(Dataset entries)

= = = = = = =

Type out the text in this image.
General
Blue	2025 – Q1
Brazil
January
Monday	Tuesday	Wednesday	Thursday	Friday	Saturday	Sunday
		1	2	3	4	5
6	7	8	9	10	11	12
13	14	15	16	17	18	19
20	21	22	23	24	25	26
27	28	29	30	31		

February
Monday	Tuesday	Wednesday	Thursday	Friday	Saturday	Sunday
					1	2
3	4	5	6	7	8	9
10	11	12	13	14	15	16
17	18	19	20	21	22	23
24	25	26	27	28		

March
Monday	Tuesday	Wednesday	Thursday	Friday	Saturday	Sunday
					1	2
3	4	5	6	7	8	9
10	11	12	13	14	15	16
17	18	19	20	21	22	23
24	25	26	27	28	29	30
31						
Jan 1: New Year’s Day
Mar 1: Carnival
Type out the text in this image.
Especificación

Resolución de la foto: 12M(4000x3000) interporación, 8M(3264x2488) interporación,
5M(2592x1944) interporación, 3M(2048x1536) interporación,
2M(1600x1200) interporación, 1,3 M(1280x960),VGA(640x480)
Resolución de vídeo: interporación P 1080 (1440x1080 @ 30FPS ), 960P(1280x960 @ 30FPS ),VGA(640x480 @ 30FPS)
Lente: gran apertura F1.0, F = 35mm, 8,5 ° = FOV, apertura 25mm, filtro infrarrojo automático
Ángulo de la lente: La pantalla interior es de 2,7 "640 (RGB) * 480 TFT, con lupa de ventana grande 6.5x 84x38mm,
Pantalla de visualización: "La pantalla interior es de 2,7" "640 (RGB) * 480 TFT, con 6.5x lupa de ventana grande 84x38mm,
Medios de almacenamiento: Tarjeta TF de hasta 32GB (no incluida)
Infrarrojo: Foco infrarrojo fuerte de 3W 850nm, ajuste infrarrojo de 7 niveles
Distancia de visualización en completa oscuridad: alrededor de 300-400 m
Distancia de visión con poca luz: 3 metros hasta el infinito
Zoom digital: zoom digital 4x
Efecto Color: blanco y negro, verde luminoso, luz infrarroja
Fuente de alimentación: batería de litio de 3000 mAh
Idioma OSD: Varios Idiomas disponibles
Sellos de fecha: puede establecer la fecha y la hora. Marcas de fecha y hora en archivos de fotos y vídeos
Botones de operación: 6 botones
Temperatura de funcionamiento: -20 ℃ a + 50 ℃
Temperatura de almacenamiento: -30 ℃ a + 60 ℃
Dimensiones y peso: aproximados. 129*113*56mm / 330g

= = = = = = =

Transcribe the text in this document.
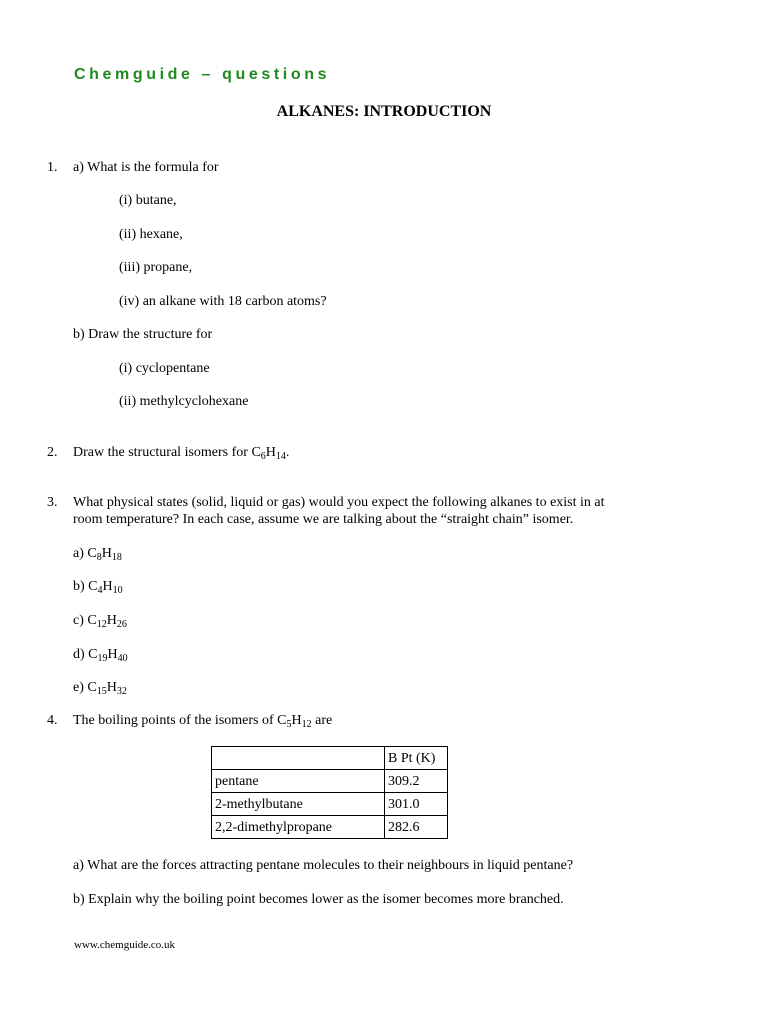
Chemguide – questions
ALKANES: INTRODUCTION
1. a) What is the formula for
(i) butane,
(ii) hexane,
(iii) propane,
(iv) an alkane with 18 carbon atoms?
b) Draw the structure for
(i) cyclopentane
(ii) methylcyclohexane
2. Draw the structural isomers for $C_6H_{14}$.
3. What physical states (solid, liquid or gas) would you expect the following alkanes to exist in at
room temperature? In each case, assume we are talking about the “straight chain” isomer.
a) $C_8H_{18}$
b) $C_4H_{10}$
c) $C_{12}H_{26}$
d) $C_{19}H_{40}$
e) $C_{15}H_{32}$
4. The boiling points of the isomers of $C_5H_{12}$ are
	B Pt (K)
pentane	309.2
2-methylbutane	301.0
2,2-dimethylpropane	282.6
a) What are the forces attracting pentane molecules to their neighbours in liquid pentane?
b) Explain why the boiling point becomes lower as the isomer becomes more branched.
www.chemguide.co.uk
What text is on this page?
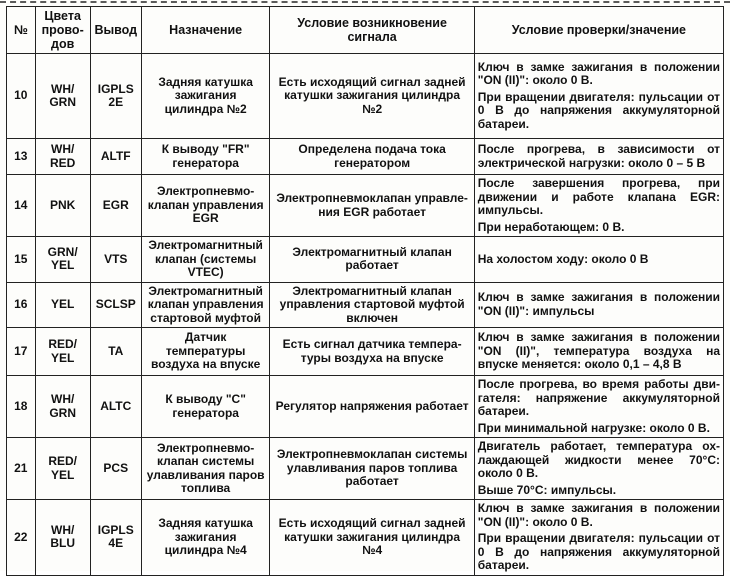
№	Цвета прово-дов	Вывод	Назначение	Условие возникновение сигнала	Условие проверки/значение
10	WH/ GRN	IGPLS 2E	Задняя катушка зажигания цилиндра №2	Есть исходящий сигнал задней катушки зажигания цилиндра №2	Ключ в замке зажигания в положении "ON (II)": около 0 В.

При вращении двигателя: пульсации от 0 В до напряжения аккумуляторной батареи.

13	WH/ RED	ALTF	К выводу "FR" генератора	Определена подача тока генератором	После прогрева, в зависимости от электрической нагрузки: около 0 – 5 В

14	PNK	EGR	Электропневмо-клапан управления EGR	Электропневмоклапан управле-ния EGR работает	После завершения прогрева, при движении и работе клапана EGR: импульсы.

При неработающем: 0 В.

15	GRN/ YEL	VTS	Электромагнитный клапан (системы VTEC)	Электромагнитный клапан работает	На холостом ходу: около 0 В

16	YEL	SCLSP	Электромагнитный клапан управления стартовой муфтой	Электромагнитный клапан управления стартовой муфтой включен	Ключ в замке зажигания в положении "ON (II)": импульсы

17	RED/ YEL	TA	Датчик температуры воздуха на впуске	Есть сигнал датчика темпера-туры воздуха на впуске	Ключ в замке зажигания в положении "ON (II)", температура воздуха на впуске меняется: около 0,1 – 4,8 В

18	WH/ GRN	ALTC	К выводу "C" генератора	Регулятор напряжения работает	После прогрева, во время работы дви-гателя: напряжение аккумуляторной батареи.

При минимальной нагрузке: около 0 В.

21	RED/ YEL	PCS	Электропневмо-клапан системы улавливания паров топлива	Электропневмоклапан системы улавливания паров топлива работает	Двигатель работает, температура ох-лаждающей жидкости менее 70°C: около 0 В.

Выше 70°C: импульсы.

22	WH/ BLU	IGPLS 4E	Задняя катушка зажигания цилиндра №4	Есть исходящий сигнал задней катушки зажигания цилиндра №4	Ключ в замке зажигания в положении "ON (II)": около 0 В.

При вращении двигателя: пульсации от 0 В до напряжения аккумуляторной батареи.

= = = = = = =

## Aim of the exercise
Gather every line from the listing above in which the word "исходящий" appears.

## Written solution
10	WH/ GRN	IGPLS 2E	Задняя катушка зажигания цилиндра №2	Есть исходящий сигнал задней катушки зажигания цилиндра №2	Ключ в замке зажигания в положении "ON (II)": около 0 В.
22	WH/ BLU	IGPLS 4E	Задняя катушка зажигания цилиндра №4	Есть исходящий сигнал задней катушки зажигания цилиндра №4	Ключ в замке зажигания в положении "ON (II)": около 0 В.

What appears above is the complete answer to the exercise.